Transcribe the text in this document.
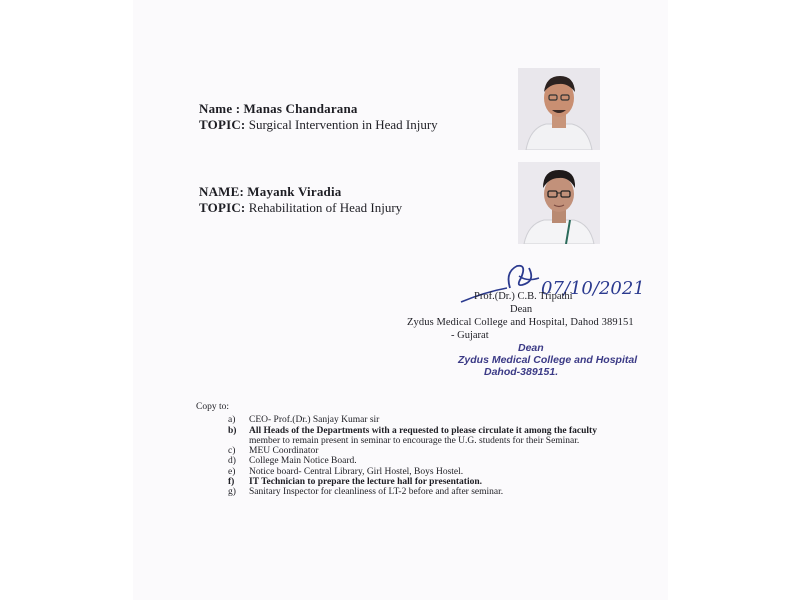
Name : Manas Chandarana
TOPIC: Surgical Intervention in Head Injury
NAME: Mayank Viradia
TOPIC: Rehabilitation of Head Injury
07/10/2021
Prof.(Dr.) C.B. Tripathi
Dean
Zydus Medical College and Hospital, Dahod 389151
- Gujarat
Dean
Zydus Medical College and Hospital
Dahod-389151.
Copy to:
a) CEO- Prof.(Dr.) Sanjay Kumar sir
b) All Heads of the Departments with a requested to please circulate it among the faculty
member to remain present in seminar to encourage the U.G. students for their Seminar.
c) MEU Coordinator
d) College Main Notice Board.
e) Notice board- Central Library, Girl Hostel, Boys Hostel.
f) IT Technician to prepare the lecture hall for presentation.
g) Sanitary Inspector for cleanliness of LT-2 before and after seminar.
----
**Stated problem**
Give the data again exactly as written, with all pictures left out.

**Solution**
Transcribe the text in this document.
Name : Manas Chandarana
TOPIC: Surgical Intervention in Head Injury
NAME: Mayank Viradia
TOPIC: Rehabilitation of Head Injury
07/10/2021
Prof.(Dr.) C.B. Tripathi
Dean
Zydus Medical College and Hospital, Dahod 389151
- Gujarat
Dean
Zydus Medical College and Hospital
Dahod-389151.
Copy to:
a) CEO- Prof.(Dr.) Sanjay Kumar sir
b) All Heads of the Departments with a requested to please circulate it among the faculty
member to remain present in seminar to encourage the U.G. students for their Seminar.
c) MEU Coordinator
d) College Main Notice Board.
e) Notice board- Central Library, Girl Hostel, Boys Hostel.
f) IT Technician to prepare the lecture hall for presentation.
g) Sanitary Inspector for cleanliness of LT-2 before and after seminar.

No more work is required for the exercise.